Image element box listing
▶
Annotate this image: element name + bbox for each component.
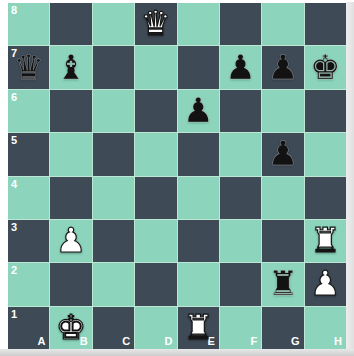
file-label-D: D [165, 336, 173, 347]
square-a5[interactable]: 5 [8, 133, 49, 175]
square-f2[interactable] [220, 263, 261, 305]
rank-label-2: 2 [11, 265, 17, 276]
square-c5[interactable] [93, 133, 134, 175]
rank-label-3: 3 [11, 222, 17, 233]
square-c7[interactable] [93, 46, 134, 88]
piece-black-bishop[interactable]: ♝ [56, 50, 86, 84]
square-g3[interactable] [262, 220, 303, 262]
square-f3[interactable] [220, 220, 261, 262]
file-label-G: G [291, 336, 300, 347]
square-h1[interactable]: H [305, 307, 346, 349]
chess-board[interactable]: 8♛7♛♝♟♟♚6♟5♟43♟♜2♜♟1AB♚CDE♜FGH [8, 3, 346, 349]
square-g5[interactable]: ♟ [262, 133, 303, 175]
square-c1[interactable]: C [93, 307, 134, 349]
square-e1[interactable]: E♜ [178, 307, 219, 349]
square-a6[interactable]: 6 [8, 90, 49, 132]
square-h3[interactable]: ♜ [305, 220, 346, 262]
square-g4[interactable] [262, 177, 303, 219]
square-f8[interactable] [220, 3, 261, 45]
board-container: 8♛7♛♝♟♟♚6♟5♟43♟♜2♜♟1AB♚CDE♜FGH [0, 0, 354, 356]
square-b8[interactable] [50, 3, 91, 45]
square-g1[interactable]: G [262, 307, 303, 349]
square-f5[interactable] [220, 133, 261, 175]
piece-black-pawn[interactable]: ♟ [268, 50, 298, 84]
square-d7[interactable] [135, 46, 176, 88]
piece-white-pawn[interactable]: ♟ [310, 266, 340, 300]
square-h6[interactable] [305, 90, 346, 132]
square-b7[interactable]: ♝ [50, 46, 91, 88]
square-e2[interactable] [178, 263, 219, 305]
square-f7[interactable]: ♟ [220, 46, 261, 88]
square-g8[interactable] [262, 3, 303, 45]
square-a1[interactable]: 1A [8, 307, 49, 349]
piece-black-rook[interactable]: ♜ [268, 266, 298, 300]
square-a3[interactable]: 3 [8, 220, 49, 262]
square-b6[interactable] [50, 90, 91, 132]
square-e8[interactable] [178, 3, 219, 45]
piece-black-pawn[interactable]: ♟ [225, 50, 255, 84]
square-d8[interactable]: ♛ [135, 3, 176, 45]
piece-black-king[interactable]: ♚ [310, 50, 340, 84]
square-d6[interactable] [135, 90, 176, 132]
rank-label-5: 5 [11, 135, 17, 146]
square-e5[interactable] [178, 133, 219, 175]
square-a4[interactable]: 4 [8, 177, 49, 219]
square-f6[interactable] [220, 90, 261, 132]
square-h7[interactable]: ♚ [305, 46, 346, 88]
piece-white-queen[interactable]: ♛ [141, 6, 171, 40]
square-f4[interactable] [220, 177, 261, 219]
file-label-H: H [334, 336, 342, 347]
square-h5[interactable] [305, 133, 346, 175]
square-e4[interactable] [178, 177, 219, 219]
piece-white-rook[interactable]: ♜ [183, 310, 213, 344]
square-a7[interactable]: 7♛ [8, 46, 49, 88]
square-a2[interactable]: 2 [8, 263, 49, 305]
square-c3[interactable] [93, 220, 134, 262]
right-margin [346, 2, 354, 356]
square-e7[interactable] [178, 46, 219, 88]
square-d3[interactable] [135, 220, 176, 262]
square-h8[interactable] [305, 3, 346, 45]
square-d4[interactable] [135, 177, 176, 219]
piece-black-pawn[interactable]: ♟ [183, 93, 213, 127]
piece-black-queen[interactable]: ♛ [13, 50, 43, 84]
square-c4[interactable] [93, 177, 134, 219]
square-f1[interactable]: F [220, 307, 261, 349]
square-d5[interactable] [135, 133, 176, 175]
square-h4[interactable] [305, 177, 346, 219]
rank-label-8: 8 [11, 5, 17, 16]
piece-black-pawn[interactable]: ♟ [268, 136, 298, 170]
file-label-F: F [251, 336, 258, 347]
piece-white-rook[interactable]: ♜ [310, 223, 340, 257]
square-a8[interactable]: 8 [8, 3, 49, 45]
piece-white-king[interactable]: ♚ [56, 310, 86, 344]
square-c6[interactable] [93, 90, 134, 132]
bottom-margin [0, 349, 354, 356]
square-e3[interactable] [178, 220, 219, 262]
square-d2[interactable] [135, 263, 176, 305]
square-b1[interactable]: B♚ [50, 307, 91, 349]
square-b2[interactable] [50, 263, 91, 305]
square-g7[interactable]: ♟ [262, 46, 303, 88]
square-h2[interactable]: ♟ [305, 263, 346, 305]
square-g2[interactable]: ♜ [262, 263, 303, 305]
file-label-C: C [122, 336, 130, 347]
file-label-A: A [37, 336, 45, 347]
square-b5[interactable] [50, 133, 91, 175]
square-b4[interactable] [50, 177, 91, 219]
square-b3[interactable]: ♟ [50, 220, 91, 262]
square-c8[interactable] [93, 3, 134, 45]
piece-white-pawn[interactable]: ♟ [56, 223, 86, 257]
square-c2[interactable] [93, 263, 134, 305]
rank-label-1: 1 [11, 309, 17, 320]
rank-label-6: 6 [11, 92, 17, 103]
square-d1[interactable]: D [135, 307, 176, 349]
square-e6[interactable]: ♟ [178, 90, 219, 132]
square-g6[interactable] [262, 90, 303, 132]
rank-label-4: 4 [11, 179, 17, 190]
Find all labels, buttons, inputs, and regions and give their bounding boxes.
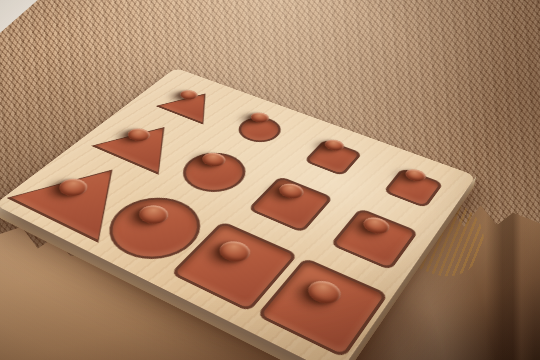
piece-square-medium-col3[interactable] xyxy=(247,176,334,233)
piece-circle-small[interactable] xyxy=(231,113,289,147)
triangle-face xyxy=(95,116,194,172)
piece-square-small-col3[interactable] xyxy=(303,139,363,176)
piece-triangle-small[interactable] xyxy=(155,85,229,125)
piece-square-medium-col4[interactable] xyxy=(330,208,419,271)
piece-circle-medium[interactable] xyxy=(171,146,258,200)
scene xyxy=(0,0,540,360)
piece-square-small-col4[interactable] xyxy=(383,168,444,209)
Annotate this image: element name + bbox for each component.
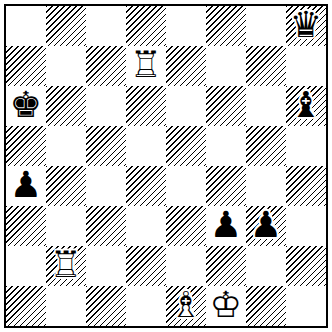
square-a4[interactable]: ♟♟ bbox=[6, 166, 46, 206]
square-c6[interactable] bbox=[86, 86, 126, 126]
piece-fill-layer: ♜ bbox=[50, 247, 82, 283]
square-a7[interactable] bbox=[6, 46, 46, 86]
piece-fill-layer: ♝ bbox=[290, 87, 322, 123]
square-g3[interactable]: ♟♟ bbox=[246, 206, 286, 246]
square-d6[interactable] bbox=[126, 86, 166, 126]
square-g2[interactable] bbox=[246, 246, 286, 286]
square-h7[interactable] bbox=[286, 46, 326, 86]
square-a3[interactable] bbox=[6, 206, 46, 246]
square-b5[interactable] bbox=[46, 126, 86, 166]
square-b8[interactable] bbox=[46, 6, 86, 46]
square-f8[interactable] bbox=[206, 6, 246, 46]
black-pawn-a4[interactable]: ♟♟ bbox=[6, 166, 46, 206]
square-d1[interactable] bbox=[126, 286, 166, 326]
square-a6[interactable]: ♚♚ bbox=[6, 86, 46, 126]
black-pawn-f3[interactable]: ♟♟ bbox=[206, 206, 246, 246]
square-c4[interactable] bbox=[86, 166, 126, 206]
square-d4[interactable] bbox=[126, 166, 166, 206]
square-c1[interactable] bbox=[86, 286, 126, 326]
square-h5[interactable] bbox=[286, 126, 326, 166]
black-pawn-g3[interactable]: ♟♟ bbox=[246, 206, 286, 246]
piece-fill-layer: ♚ bbox=[10, 87, 42, 123]
white-rook-icon: ♖ bbox=[130, 47, 162, 83]
black-bishop-icon: ♝ bbox=[290, 87, 322, 123]
square-e3[interactable] bbox=[166, 206, 206, 246]
square-d3[interactable] bbox=[126, 206, 166, 246]
square-c5[interactable] bbox=[86, 126, 126, 166]
piece-fill-layer: ♟ bbox=[210, 207, 242, 243]
square-b4[interactable] bbox=[46, 166, 86, 206]
square-e5[interactable] bbox=[166, 126, 206, 166]
piece-fill-layer: ♟ bbox=[10, 167, 42, 203]
square-h3[interactable] bbox=[286, 206, 326, 246]
square-b7[interactable] bbox=[46, 46, 86, 86]
black-pawn-icon: ♟ bbox=[10, 167, 42, 203]
square-g1[interactable] bbox=[246, 286, 286, 326]
square-a1[interactable] bbox=[6, 286, 46, 326]
white-rook-d7[interactable]: ♜♖ bbox=[126, 46, 166, 86]
square-h6[interactable]: ♝♝ bbox=[286, 86, 326, 126]
square-d8[interactable] bbox=[126, 6, 166, 46]
black-pawn-icon: ♟ bbox=[210, 207, 242, 243]
square-d5[interactable] bbox=[126, 126, 166, 166]
board-frame: ♛♛♜♖♚♚♝♝♟♟♟♟♟♟♜♖♝♗♚♔ bbox=[4, 4, 328, 328]
square-f4[interactable] bbox=[206, 166, 246, 206]
square-g6[interactable] bbox=[246, 86, 286, 126]
piece-fill-layer: ♟ bbox=[250, 207, 282, 243]
white-rook-icon: ♖ bbox=[50, 247, 82, 283]
piece-fill-layer: ♛ bbox=[290, 7, 322, 43]
square-c3[interactable] bbox=[86, 206, 126, 246]
chess-board: ♛♛♜♖♚♚♝♝♟♟♟♟♟♟♜♖♝♗♚♔ bbox=[6, 6, 326, 326]
piece-fill-layer: ♜ bbox=[130, 47, 162, 83]
white-rook-b2[interactable]: ♜♖ bbox=[46, 246, 86, 286]
square-a8[interactable] bbox=[6, 6, 46, 46]
square-b2[interactable]: ♜♖ bbox=[46, 246, 86, 286]
square-h1[interactable] bbox=[286, 286, 326, 326]
square-f1[interactable]: ♚♔ bbox=[206, 286, 246, 326]
square-e4[interactable] bbox=[166, 166, 206, 206]
square-e7[interactable] bbox=[166, 46, 206, 86]
square-a5[interactable] bbox=[6, 126, 46, 166]
square-b1[interactable] bbox=[46, 286, 86, 326]
square-c8[interactable] bbox=[86, 6, 126, 46]
square-b3[interactable] bbox=[46, 206, 86, 246]
black-bishop-h6[interactable]: ♝♝ bbox=[286, 86, 326, 126]
square-g5[interactable] bbox=[246, 126, 286, 166]
black-pawn-icon: ♟ bbox=[250, 207, 282, 243]
square-e2[interactable] bbox=[166, 246, 206, 286]
square-f7[interactable] bbox=[206, 46, 246, 86]
square-h2[interactable] bbox=[286, 246, 326, 286]
square-b6[interactable] bbox=[46, 86, 86, 126]
white-bishop-e1[interactable]: ♝♗ bbox=[166, 286, 206, 326]
square-f6[interactable] bbox=[206, 86, 246, 126]
white-bishop-icon: ♗ bbox=[170, 287, 202, 323]
square-h4[interactable] bbox=[286, 166, 326, 206]
white-king-icon: ♔ bbox=[210, 287, 242, 323]
square-f5[interactable] bbox=[206, 126, 246, 166]
square-e1[interactable]: ♝♗ bbox=[166, 286, 206, 326]
black-king-a6[interactable]: ♚♚ bbox=[6, 86, 46, 126]
black-queen-icon: ♛ bbox=[290, 7, 322, 43]
piece-fill-layer: ♝ bbox=[170, 287, 202, 323]
square-f2[interactable] bbox=[206, 246, 246, 286]
piece-fill-layer: ♚ bbox=[210, 287, 242, 323]
square-g7[interactable] bbox=[246, 46, 286, 86]
black-king-icon: ♚ bbox=[10, 87, 42, 123]
square-c7[interactable] bbox=[86, 46, 126, 86]
black-queen-h8[interactable]: ♛♛ bbox=[286, 6, 326, 46]
square-e6[interactable] bbox=[166, 86, 206, 126]
square-a2[interactable] bbox=[6, 246, 46, 286]
square-d2[interactable] bbox=[126, 246, 166, 286]
white-king-f1[interactable]: ♚♔ bbox=[206, 286, 246, 326]
square-f3[interactable]: ♟♟ bbox=[206, 206, 246, 246]
square-h8[interactable]: ♛♛ bbox=[286, 6, 326, 46]
square-c2[interactable] bbox=[86, 246, 126, 286]
chess-diagram: ♛♛♜♖♚♚♝♝♟♟♟♟♟♟♜♖♝♗♚♔ bbox=[0, 0, 332, 332]
square-g4[interactable] bbox=[246, 166, 286, 206]
square-g8[interactable] bbox=[246, 6, 286, 46]
square-e8[interactable] bbox=[166, 6, 206, 46]
square-d7[interactable]: ♜♖ bbox=[126, 46, 166, 86]
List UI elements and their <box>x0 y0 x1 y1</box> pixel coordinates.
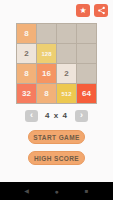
tile-512: 512 <box>57 84 76 103</box>
empty-cell <box>57 24 76 43</box>
size-next-button[interactable]: › <box>75 110 88 122</box>
android-nav-bar: ◀ ● ■ <box>0 182 113 200</box>
share-icon <box>97 6 106 15</box>
start-game-button[interactable]: START GAME <box>28 130 85 144</box>
board-size-label: 4 x 4 <box>45 111 68 120</box>
tile-8: 8 <box>37 84 56 103</box>
top-bar: ★ <box>76 4 108 17</box>
empty-cell <box>77 64 96 83</box>
chevron-left-icon: ‹ <box>30 110 33 120</box>
home-icon[interactable]: ● <box>53 188 60 195</box>
tile-8: 8 <box>17 24 36 43</box>
tile-2: 2 <box>17 44 36 63</box>
high-score-button[interactable]: HIGH SCORE <box>28 151 85 165</box>
game-board-preview: 82128816232851264 <box>16 23 97 104</box>
tile-64: 64 <box>77 84 96 103</box>
tile-16: 16 <box>37 64 56 83</box>
size-prev-button[interactable]: ‹ <box>25 110 38 122</box>
tile-32: 32 <box>17 84 36 103</box>
chevron-right-icon: › <box>80 110 83 120</box>
favorite-button[interactable]: ★ <box>76 4 90 17</box>
tile-128: 128 <box>37 44 56 63</box>
star-icon: ★ <box>79 7 86 15</box>
app-screen: ★ 82128816232851264 ‹ 4 x 4 › START GAME… <box>0 0 113 200</box>
empty-cell <box>37 24 56 43</box>
tile-8: 8 <box>17 64 36 83</box>
back-icon[interactable]: ◀ <box>23 188 30 194</box>
empty-cell <box>57 44 76 63</box>
empty-cell <box>77 44 96 63</box>
tile-2: 2 <box>57 64 76 83</box>
board-size-selector: ‹ 4 x 4 › <box>0 109 113 122</box>
recents-icon[interactable]: ■ <box>83 188 90 194</box>
empty-cell <box>77 24 96 43</box>
share-button[interactable] <box>94 4 108 17</box>
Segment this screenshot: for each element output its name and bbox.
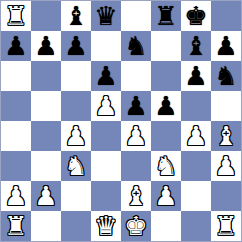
square-h3[interactable]: ♟ — [211, 151, 241, 181]
square-g4[interactable]: ♟ — [181, 121, 211, 151]
white-knight: ♞ — [64, 151, 87, 181]
square-a3[interactable] — [1, 151, 31, 181]
white-pawn: ♟ — [184, 121, 207, 151]
white-pawn: ♟ — [154, 181, 177, 211]
white-queen: ♛ — [94, 211, 117, 241]
square-c6[interactable] — [61, 61, 91, 91]
white-pawn: ♟ — [214, 151, 237, 181]
square-b5[interactable] — [31, 91, 61, 121]
square-c2[interactable] — [61, 181, 91, 211]
square-g1[interactable] — [181, 211, 211, 241]
square-d3[interactable] — [91, 151, 121, 181]
square-g8[interactable]: ♚ — [181, 1, 211, 31]
square-a8[interactable]: ♜ — [1, 1, 31, 31]
square-b8[interactable] — [31, 1, 61, 31]
white-pawn: ♟ — [124, 121, 147, 151]
square-g2[interactable] — [181, 181, 211, 211]
black-pawn: ♟ — [94, 61, 117, 91]
square-h6[interactable]: ♞ — [211, 61, 241, 91]
square-e6[interactable] — [121, 61, 151, 91]
square-c7[interactable]: ♟ — [61, 31, 91, 61]
square-g5[interactable] — [181, 91, 211, 121]
square-a4[interactable] — [1, 121, 31, 151]
chess-board-container: ♜♝♛♜♚♟♟♟♞♝♟♟♟♞♟♟♟♟♟♟♝♞♞♟♟♟♝♟♜♛♚♜ — [0, 0, 242, 242]
square-c1[interactable] — [61, 211, 91, 241]
black-pawn: ♟ — [154, 91, 177, 121]
black-pawn: ♟ — [124, 91, 147, 121]
square-f2[interactable]: ♟ — [151, 181, 181, 211]
square-c3[interactable]: ♞ — [61, 151, 91, 181]
square-d5[interactable]: ♟ — [91, 91, 121, 121]
black-king: ♚ — [184, 1, 207, 31]
square-f6[interactable] — [151, 61, 181, 91]
square-f7[interactable] — [151, 31, 181, 61]
square-e4[interactable]: ♟ — [121, 121, 151, 151]
white-pawn: ♟ — [4, 181, 27, 211]
black-pawn: ♟ — [4, 31, 27, 61]
square-g3[interactable] — [181, 151, 211, 181]
square-e3[interactable] — [121, 151, 151, 181]
square-f1[interactable] — [151, 211, 181, 241]
square-b7[interactable]: ♟ — [31, 31, 61, 61]
white-king: ♚ — [124, 211, 147, 241]
black-pawn: ♟ — [184, 61, 207, 91]
square-a7[interactable]: ♟ — [1, 31, 31, 61]
square-e2[interactable]: ♝ — [121, 181, 151, 211]
black-queen: ♛ — [94, 1, 117, 31]
square-a6[interactable] — [1, 61, 31, 91]
black-bishop: ♝ — [184, 31, 207, 61]
square-h2[interactable] — [211, 181, 241, 211]
square-d1[interactable]: ♛ — [91, 211, 121, 241]
square-b4[interactable] — [31, 121, 61, 151]
square-h1[interactable]: ♜ — [211, 211, 241, 241]
square-e1[interactable]: ♚ — [121, 211, 151, 241]
square-h8[interactable] — [211, 1, 241, 31]
square-e8[interactable] — [121, 1, 151, 31]
square-b2[interactable]: ♟ — [31, 181, 61, 211]
square-b1[interactable] — [31, 211, 61, 241]
white-pawn: ♟ — [94, 91, 117, 121]
square-g6[interactable]: ♟ — [181, 61, 211, 91]
white-bishop: ♝ — [124, 181, 147, 211]
square-f4[interactable] — [151, 121, 181, 151]
square-a5[interactable] — [1, 91, 31, 121]
square-h7[interactable]: ♟ — [211, 31, 241, 61]
square-d6[interactable]: ♟ — [91, 61, 121, 91]
chess-board: ♜♝♛♜♚♟♟♟♞♝♟♟♟♞♟♟♟♟♟♟♝♞♞♟♟♟♝♟♜♛♚♜ — [0, 0, 242, 242]
square-d2[interactable] — [91, 181, 121, 211]
square-g7[interactable]: ♝ — [181, 31, 211, 61]
square-h5[interactable] — [211, 91, 241, 121]
square-f3[interactable]: ♞ — [151, 151, 181, 181]
black-pawn: ♟ — [64, 31, 87, 61]
white-rook: ♜ — [214, 211, 237, 241]
square-b6[interactable] — [31, 61, 61, 91]
square-h4[interactable]: ♝ — [211, 121, 241, 151]
square-a1[interactable]: ♜ — [1, 211, 31, 241]
square-e5[interactable]: ♟ — [121, 91, 151, 121]
white-pawn: ♟ — [34, 181, 57, 211]
white-rook: ♜ — [4, 1, 27, 31]
black-knight: ♞ — [124, 31, 147, 61]
black-pawn: ♟ — [34, 31, 57, 61]
square-e7[interactable]: ♞ — [121, 31, 151, 61]
black-pawn: ♟ — [214, 31, 237, 61]
square-b3[interactable] — [31, 151, 61, 181]
square-a2[interactable]: ♟ — [1, 181, 31, 211]
square-d8[interactable]: ♛ — [91, 1, 121, 31]
black-rook: ♜ — [154, 1, 177, 31]
white-bishop: ♝ — [214, 121, 237, 151]
square-d7[interactable] — [91, 31, 121, 61]
square-f5[interactable]: ♟ — [151, 91, 181, 121]
square-f8[interactable]: ♜ — [151, 1, 181, 31]
white-knight: ♞ — [154, 151, 177, 181]
square-c5[interactable] — [61, 91, 91, 121]
square-d4[interactable] — [91, 121, 121, 151]
black-bishop: ♝ — [64, 1, 87, 31]
square-c4[interactable]: ♟ — [61, 121, 91, 151]
white-pawn: ♟ — [64, 121, 87, 151]
white-rook: ♜ — [4, 211, 27, 241]
black-knight: ♞ — [214, 61, 237, 91]
square-c8[interactable]: ♝ — [61, 1, 91, 31]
◀
Problem
Output the lines of the listing from the line containing "square-a4[interactable]: ♟♟ bbox=[6, 166, 46, 206]" through the line containing "square-g2[interactable] bbox=[246, 246, 286, 286]", both included, as a JSON list of strings with one string per line and blank lines omitted.

Response to this task
[
  "square-a4[interactable]: ♟♟ bbox=[6, 166, 46, 206]",
  "square-c6[interactable] bbox=[86, 86, 126, 126]",
  "piece-fill-layer: ♜ bbox=[50, 247, 82, 283]",
  "square-a7[interactable] bbox=[6, 46, 46, 86]",
  "piece-fill-layer: ♝ bbox=[290, 87, 322, 123]",
  "square-g3[interactable]: ♟♟ bbox=[246, 206, 286, 246]",
  "square-d6[interactable] bbox=[126, 86, 166, 126]",
  "square-g2[interactable] bbox=[246, 246, 286, 286]"
]